| WHAT IS BEING ASKED |
Type every record exactly as it appears.

[Saved data entries]
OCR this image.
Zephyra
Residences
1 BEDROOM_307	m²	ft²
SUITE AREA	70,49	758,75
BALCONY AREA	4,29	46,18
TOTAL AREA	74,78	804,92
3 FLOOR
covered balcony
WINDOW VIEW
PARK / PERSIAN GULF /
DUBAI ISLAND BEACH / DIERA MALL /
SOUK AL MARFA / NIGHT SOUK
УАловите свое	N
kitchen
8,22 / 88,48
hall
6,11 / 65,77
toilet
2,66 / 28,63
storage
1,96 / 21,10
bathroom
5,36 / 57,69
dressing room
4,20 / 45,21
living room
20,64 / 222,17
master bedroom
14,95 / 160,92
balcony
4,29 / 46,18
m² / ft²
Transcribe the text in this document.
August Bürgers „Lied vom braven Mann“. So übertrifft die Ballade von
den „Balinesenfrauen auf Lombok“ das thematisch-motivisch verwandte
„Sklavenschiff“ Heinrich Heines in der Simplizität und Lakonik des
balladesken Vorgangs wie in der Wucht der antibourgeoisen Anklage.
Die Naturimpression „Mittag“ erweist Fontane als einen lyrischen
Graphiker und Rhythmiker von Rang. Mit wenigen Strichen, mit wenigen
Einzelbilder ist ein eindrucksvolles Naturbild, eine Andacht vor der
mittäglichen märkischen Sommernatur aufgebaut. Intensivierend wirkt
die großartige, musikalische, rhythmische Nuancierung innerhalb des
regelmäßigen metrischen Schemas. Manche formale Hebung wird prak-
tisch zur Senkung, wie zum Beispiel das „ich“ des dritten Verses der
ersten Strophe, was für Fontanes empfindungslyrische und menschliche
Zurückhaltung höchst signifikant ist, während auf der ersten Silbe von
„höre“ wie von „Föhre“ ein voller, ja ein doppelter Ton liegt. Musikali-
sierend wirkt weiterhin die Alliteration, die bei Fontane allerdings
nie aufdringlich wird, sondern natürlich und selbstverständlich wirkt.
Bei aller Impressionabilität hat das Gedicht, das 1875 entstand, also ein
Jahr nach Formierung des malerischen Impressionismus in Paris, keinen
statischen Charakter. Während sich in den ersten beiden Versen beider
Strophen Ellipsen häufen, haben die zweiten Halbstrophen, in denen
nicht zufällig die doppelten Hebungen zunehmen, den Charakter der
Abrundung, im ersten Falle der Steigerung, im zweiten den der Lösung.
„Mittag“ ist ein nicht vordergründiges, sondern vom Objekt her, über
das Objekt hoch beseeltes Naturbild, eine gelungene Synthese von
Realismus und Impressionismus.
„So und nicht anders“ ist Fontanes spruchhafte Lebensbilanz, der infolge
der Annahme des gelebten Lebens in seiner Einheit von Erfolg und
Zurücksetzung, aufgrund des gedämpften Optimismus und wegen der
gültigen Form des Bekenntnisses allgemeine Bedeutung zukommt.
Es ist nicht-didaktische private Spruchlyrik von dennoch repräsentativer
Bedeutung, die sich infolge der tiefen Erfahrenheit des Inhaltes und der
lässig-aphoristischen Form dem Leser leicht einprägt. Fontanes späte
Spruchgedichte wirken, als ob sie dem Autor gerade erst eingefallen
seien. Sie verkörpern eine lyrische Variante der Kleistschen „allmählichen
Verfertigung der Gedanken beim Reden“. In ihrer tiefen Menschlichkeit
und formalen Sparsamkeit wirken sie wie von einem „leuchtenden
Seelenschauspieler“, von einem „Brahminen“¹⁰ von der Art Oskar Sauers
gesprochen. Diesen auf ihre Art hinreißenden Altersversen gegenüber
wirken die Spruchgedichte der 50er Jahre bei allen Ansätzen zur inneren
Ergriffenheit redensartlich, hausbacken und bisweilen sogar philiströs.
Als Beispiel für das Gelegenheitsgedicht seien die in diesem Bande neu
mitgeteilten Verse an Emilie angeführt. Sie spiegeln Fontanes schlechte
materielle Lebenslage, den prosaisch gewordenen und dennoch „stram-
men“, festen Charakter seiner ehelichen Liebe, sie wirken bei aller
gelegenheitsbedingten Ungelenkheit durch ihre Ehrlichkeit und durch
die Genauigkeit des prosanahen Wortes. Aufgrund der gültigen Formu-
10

| THE COMPLETED TASK |
OCR this image.
Zephyra
Residences
1 BEDROOM_307	m²	ft²
SUITE AREA	70,49	758,75
BALCONY AREA	4,29	46,18
TOTAL AREA	74,78	804,92
3 FLOOR
covered balcony
WINDOW VIEW
PARK / PERSIAN GULF /
DUBAI ISLAND BEACH / DIERA MALL /
SOUK AL MARFA / NIGHT SOUK
УАловите свое	N
kitchen
8,22 / 88,48
hall
6,11 / 65,77
toilet
2,66 / 28,63
storage
1,96 / 21,10
bathroom
5,36 / 57,69
dressing room
4,20 / 45,21
living room
20,64 / 222,17
master bedroom
14,95 / 160,92
balcony
4,29 / 46,18
m² / ft²
Transcribe the text in this document.
August Bürgers „Lied vom braven Mann“. So übertrifft die Ballade von
den „Balinesenfrauen auf Lombok“ das thematisch-motivisch verwandte
„Sklavenschiff“ Heinrich Heines in der Simplizität und Lakonik des
balladesken Vorgangs wie in der Wucht der antibourgeoisen Anklage.
Die Naturimpression „Mittag“ erweist Fontane als einen lyrischen
Graphiker und Rhythmiker von Rang. Mit wenigen Strichen, mit wenigen
Einzelbilder ist ein eindrucksvolles Naturbild, eine Andacht vor der
mittäglichen märkischen Sommernatur aufgebaut. Intensivierend wirkt
die großartige, musikalische, rhythmische Nuancierung innerhalb des
regelmäßigen metrischen Schemas. Manche formale Hebung wird prak-
tisch zur Senkung, wie zum Beispiel das „ich“ des dritten Verses der
ersten Strophe, was für Fontanes empfindungslyrische und menschliche
Zurückhaltung höchst signifikant ist, während auf der ersten Silbe von
„höre“ wie von „Föhre“ ein voller, ja ein doppelter Ton liegt. Musikali-
sierend wirkt weiterhin die Alliteration, die bei Fontane allerdings
nie aufdringlich wird, sondern natürlich und selbstverständlich wirkt.
Bei aller Impressionabilität hat das Gedicht, das 1875 entstand, also ein
Jahr nach Formierung des malerischen Impressionismus in Paris, keinen
statischen Charakter. Während sich in den ersten beiden Versen beider
Strophen Ellipsen häufen, haben die zweiten Halbstrophen, in denen
nicht zufällig die doppelten Hebungen zunehmen, den Charakter der
Abrundung, im ersten Falle der Steigerung, im zweiten den der Lösung.
„Mittag“ ist ein nicht vordergründiges, sondern vom Objekt her, über
das Objekt hoch beseeltes Naturbild, eine gelungene Synthese von
Realismus und Impressionismus.
„So und nicht anders“ ist Fontanes spruchhafte Lebensbilanz, der infolge
der Annahme des gelebten Lebens in seiner Einheit von Erfolg und
Zurücksetzung, aufgrund des gedämpften Optimismus und wegen der
gültigen Form des Bekenntnisses allgemeine Bedeutung zukommt.
Es ist nicht-didaktische private Spruchlyrik von dennoch repräsentativer
Bedeutung, die sich infolge der tiefen Erfahrenheit des Inhaltes und der
lässig-aphoristischen Form dem Leser leicht einprägt. Fontanes späte
Spruchgedichte wirken, als ob sie dem Autor gerade erst eingefallen
seien. Sie verkörpern eine lyrische Variante der Kleistschen „allmählichen
Verfertigung der Gedanken beim Reden“. In ihrer tiefen Menschlichkeit
und formalen Sparsamkeit wirken sie wie von einem „leuchtenden
Seelenschauspieler“, von einem „Brahminen“¹⁰ von der Art Oskar Sauers
gesprochen. Diesen auf ihre Art hinreißenden Altersversen gegenüber
wirken die Spruchgedichte der 50er Jahre bei allen Ansätzen zur inneren
Ergriffenheit redensartlich, hausbacken und bisweilen sogar philiströs.
Als Beispiel für das Gelegenheitsgedicht seien die in diesem Bande neu
mitgeteilten Verse an Emilie angeführt. Sie spiegeln Fontanes schlechte
materielle Lebenslage, den prosaisch gewordenen und dennoch „stram-
men“, festen Charakter seiner ehelichen Liebe, sie wirken bei aller
gelegenheitsbedingten Ungelenkheit durch ihre Ehrlichkeit und durch
die Genauigkeit des prosanahen Wortes. Aufgrund der gültigen Formu-
10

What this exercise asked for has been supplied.